··· Supplied information

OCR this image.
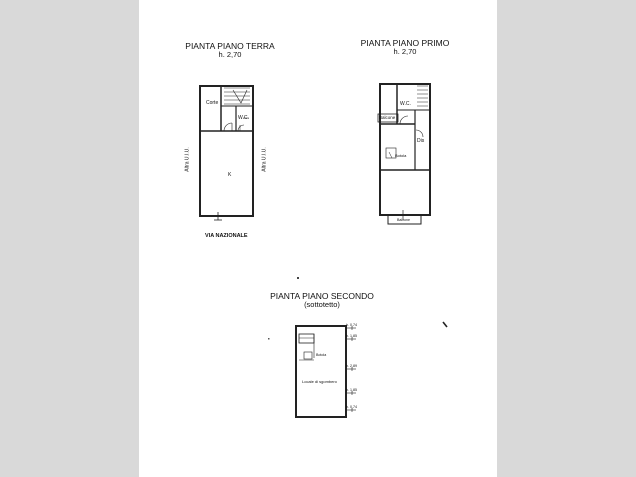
PIANTA PIANO TERRA
h. 2,70
Corte
W.C.
K
Altra U.I.U.	Altra U.I.U.
VIA NAZIONALE
PIANTA PIANO PRIMO
h. 2,70
Balcone
W.C.
Botola
Dis
Balcone
PIANTA PIANO SECONDO
(sottotetto)
Botola
Locale di sgombero
h. 0,74
h. 1,85
h. 2,89
h. 1,85
h. 0,74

······

» Short problem
Say how many lines in the records contain the string "PIANO", and say nothing else.

» Task response
3